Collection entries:
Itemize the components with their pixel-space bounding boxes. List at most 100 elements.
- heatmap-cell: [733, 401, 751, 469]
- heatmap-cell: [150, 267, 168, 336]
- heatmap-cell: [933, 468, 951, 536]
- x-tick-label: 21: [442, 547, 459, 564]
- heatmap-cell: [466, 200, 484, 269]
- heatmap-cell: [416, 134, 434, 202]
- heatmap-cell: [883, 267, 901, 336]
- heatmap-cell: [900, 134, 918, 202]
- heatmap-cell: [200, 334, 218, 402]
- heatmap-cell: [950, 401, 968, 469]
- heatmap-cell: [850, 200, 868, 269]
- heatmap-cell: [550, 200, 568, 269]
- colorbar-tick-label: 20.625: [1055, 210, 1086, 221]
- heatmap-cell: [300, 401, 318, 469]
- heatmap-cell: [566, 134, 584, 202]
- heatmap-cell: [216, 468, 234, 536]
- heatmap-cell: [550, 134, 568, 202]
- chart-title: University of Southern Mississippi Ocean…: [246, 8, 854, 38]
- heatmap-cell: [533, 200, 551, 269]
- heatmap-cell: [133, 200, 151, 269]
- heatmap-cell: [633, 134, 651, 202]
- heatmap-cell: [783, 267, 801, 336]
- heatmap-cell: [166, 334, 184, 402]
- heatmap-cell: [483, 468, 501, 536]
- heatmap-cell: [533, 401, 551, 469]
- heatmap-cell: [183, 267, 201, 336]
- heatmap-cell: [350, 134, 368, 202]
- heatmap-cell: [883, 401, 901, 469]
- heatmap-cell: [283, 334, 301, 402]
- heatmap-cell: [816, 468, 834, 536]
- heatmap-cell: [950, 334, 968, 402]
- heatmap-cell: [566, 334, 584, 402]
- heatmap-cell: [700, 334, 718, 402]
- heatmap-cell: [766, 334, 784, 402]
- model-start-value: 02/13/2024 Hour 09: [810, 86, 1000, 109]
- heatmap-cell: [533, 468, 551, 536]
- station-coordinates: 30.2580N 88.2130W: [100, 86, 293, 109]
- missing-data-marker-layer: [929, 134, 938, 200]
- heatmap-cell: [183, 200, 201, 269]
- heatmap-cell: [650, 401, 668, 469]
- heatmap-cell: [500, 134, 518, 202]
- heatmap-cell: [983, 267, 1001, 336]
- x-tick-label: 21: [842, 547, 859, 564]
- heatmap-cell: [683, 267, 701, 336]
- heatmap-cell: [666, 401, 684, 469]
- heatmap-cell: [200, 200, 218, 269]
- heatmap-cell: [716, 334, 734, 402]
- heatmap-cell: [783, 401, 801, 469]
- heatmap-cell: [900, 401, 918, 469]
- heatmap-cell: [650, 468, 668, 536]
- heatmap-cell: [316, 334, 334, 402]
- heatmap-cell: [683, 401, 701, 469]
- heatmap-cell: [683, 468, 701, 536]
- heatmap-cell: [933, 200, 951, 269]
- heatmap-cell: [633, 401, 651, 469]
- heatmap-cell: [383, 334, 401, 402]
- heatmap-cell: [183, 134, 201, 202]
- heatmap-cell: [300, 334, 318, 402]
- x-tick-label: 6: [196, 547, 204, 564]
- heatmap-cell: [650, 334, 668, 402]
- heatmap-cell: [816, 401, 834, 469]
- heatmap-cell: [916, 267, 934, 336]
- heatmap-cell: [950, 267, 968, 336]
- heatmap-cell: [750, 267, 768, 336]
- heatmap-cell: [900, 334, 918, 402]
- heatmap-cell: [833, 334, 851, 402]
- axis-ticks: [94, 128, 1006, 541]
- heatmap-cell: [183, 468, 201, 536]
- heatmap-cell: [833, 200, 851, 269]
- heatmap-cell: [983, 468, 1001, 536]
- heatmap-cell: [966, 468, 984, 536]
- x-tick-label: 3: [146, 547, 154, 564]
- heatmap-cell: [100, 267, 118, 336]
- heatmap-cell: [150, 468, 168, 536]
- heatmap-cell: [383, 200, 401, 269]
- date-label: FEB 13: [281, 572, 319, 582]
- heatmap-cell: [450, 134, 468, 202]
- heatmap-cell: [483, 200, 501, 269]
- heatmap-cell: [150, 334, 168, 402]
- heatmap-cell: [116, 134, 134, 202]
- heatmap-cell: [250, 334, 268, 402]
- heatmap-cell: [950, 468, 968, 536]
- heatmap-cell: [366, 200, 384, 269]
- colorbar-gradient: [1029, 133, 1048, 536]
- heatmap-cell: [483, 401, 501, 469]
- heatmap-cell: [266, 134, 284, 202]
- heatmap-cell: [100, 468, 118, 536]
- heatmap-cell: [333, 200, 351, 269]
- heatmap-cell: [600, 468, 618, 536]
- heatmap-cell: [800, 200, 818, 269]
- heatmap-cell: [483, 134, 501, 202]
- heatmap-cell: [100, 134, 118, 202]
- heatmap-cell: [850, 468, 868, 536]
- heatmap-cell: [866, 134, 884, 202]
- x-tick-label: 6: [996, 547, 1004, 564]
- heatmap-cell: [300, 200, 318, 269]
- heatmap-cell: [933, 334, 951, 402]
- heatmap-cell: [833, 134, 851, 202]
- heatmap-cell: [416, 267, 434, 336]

Requirement: Convert the lines above, from the first one through the line containing "- heatmap-cell: [350, 134, 368, 202]", inclusive, into a JSON list of strings with one string per line, omitting any blank lines.

Problem solution:
[
  "Itemize the components with their pixel-space bounding boxes. List at most 100 elements.",
  "- heatmap-cell: [733, 401, 751, 469]",
  "- heatmap-cell: [150, 267, 168, 336]",
  "- heatmap-cell: [933, 468, 951, 536]",
  "- x-tick-label: 21: [442, 547, 459, 564]",
  "- heatmap-cell: [466, 200, 484, 269]",
  "- heatmap-cell: [416, 134, 434, 202]",
  "- heatmap-cell: [883, 267, 901, 336]",
  "- heatmap-cell: [900, 134, 918, 202]",
  "- heatmap-cell: [200, 334, 218, 402]",
  "- heatmap-cell: [950, 401, 968, 469]",
  "- heatmap-cell: [850, 200, 868, 269]",
  "- heatmap-cell: [550, 200, 568, 269]",
  "- colorbar-tick-label: 20.625: [1055, 210, 1086, 221]",
  "- heatmap-cell: [300, 401, 318, 469]",
  "- heatmap-cell: [566, 134, 584, 202]",
  "- heatmap-cell: [216, 468, 234, 536]",
  "- heatmap-cell: [550, 134, 568, 202]",
  "- chart-title: University of Southern Mississippi Ocean…: [246, 8, 854, 38]",
  "- heatmap-cell: [533, 200, 551, 269]",
  "- heatmap-cell: [133, 200, 151, 269]",
  "- heatmap-cell: [633, 134, 651, 202]",
  "- heatmap-cell: [783, 267, 801, 336]",
  "- heatmap-cell: [166, 334, 184, 402]",
  "- heatmap-cell: [483, 468, 501, 536]",
  "- heatmap-cell: [533, 401, 551, 469]",
  "- heatmap-cell: [183, 267, 201, 336]",
  "- heatmap-cell: [350, 134, 368, 202]"
]